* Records
☆ ☆ ☆ ☆ ☆ ☆ ☆
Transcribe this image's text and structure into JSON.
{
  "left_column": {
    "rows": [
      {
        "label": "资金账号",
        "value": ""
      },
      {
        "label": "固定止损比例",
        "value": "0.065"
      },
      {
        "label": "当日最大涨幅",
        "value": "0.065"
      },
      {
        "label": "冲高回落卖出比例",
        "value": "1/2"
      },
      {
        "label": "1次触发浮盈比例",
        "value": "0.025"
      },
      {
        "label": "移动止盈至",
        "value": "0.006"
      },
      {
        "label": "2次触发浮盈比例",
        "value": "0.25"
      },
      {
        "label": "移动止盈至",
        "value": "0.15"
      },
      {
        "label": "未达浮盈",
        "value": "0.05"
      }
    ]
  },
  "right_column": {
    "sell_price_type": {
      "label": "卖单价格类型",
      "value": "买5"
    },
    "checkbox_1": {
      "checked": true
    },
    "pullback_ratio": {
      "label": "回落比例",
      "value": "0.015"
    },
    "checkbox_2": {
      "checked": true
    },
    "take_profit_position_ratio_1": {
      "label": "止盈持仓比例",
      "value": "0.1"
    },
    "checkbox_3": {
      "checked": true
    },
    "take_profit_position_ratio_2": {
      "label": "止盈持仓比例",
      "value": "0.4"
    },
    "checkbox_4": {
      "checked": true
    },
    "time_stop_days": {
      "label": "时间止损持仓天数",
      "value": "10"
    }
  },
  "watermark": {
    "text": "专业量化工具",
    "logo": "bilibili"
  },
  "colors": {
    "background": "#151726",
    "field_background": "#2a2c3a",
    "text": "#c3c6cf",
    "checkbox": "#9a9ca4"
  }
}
☆ ☆ ☆ ☆ ☆ ☆ ☆
Reproduce the entries above in full by retyping them exactly.

Transcribe this image's text and structure into JSON.
{
  "left_column": {
    "rows": [
      {
        "label": "资金账号",
        "value": ""
      },
      {
        "label": "固定止损比例",
        "value": "0.065"
      },
      {
        "label": "当日最大涨幅",
        "value": "0.065"
      },
      {
        "label": "冲高回落卖出比例",
        "value": "1/2"
      },
      {
        "label": "1次触发浮盈比例",
        "value": "0.025"
      },
      {
        "label": "移动止盈至",
        "value": "0.006"
      },
      {
        "label": "2次触发浮盈比例",
        "value": "0.25"
      },
      {
        "label": "移动止盈至",
        "value": "0.15"
      },
      {
        "label": "未达浮盈",
        "value": "0.05"
      }
    ]
  },
  "right_column": {
    "sell_price_type": {
      "label": "卖单价格类型",
      "value": "买5"
    },
    "checkbox_1": {
      "checked": true
    },
    "pullback_ratio": {
      "label": "回落比例",
      "value": "0.015"
    },
    "checkbox_2": {
      "checked": true
    },
    "take_profit_position_ratio_1": {
      "label": "止盈持仓比例",
      "value": "0.1"
    },
    "checkbox_3": {
      "checked": true
    },
    "take_profit_position_ratio_2": {
      "label": "止盈持仓比例",
      "value": "0.4"
    },
    "checkbox_4": {
      "checked": true
    },
    "time_stop_days": {
      "label": "时间止损持仓天数",
      "value": "10"
    }
  },
  "watermark": {
    "text": "专业量化工具",
    "logo": "bilibili"
  },
  "colors": {
    "background": "#151726",
    "field_background": "#2a2c3a",
    "text": "#c3c6cf",
    "checkbox": "#9a9ca4"
  }
}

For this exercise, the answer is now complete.